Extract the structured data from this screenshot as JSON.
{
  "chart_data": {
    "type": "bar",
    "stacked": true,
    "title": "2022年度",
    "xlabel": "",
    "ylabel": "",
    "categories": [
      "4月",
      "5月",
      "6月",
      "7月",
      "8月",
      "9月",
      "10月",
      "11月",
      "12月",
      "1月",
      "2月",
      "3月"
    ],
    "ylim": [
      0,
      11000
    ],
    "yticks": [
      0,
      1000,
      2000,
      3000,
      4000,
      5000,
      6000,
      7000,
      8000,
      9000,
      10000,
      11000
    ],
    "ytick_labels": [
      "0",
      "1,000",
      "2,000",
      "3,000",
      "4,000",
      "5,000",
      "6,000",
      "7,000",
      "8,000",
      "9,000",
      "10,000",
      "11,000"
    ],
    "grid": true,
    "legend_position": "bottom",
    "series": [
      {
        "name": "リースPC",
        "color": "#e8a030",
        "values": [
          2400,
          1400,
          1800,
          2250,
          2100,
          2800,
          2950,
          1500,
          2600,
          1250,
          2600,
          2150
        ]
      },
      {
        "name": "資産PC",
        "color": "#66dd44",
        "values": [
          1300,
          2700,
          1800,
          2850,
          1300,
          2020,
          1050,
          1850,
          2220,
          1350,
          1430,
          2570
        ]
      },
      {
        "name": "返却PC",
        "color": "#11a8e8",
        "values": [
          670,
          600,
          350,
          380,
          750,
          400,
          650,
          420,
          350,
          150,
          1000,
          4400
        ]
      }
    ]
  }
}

- Objective
Find all the lines containing "color" in the material, then copy them.

- Task output
        "color": "#e8a030",
        "color": "#66dd44",
        "color": "#11a8e8",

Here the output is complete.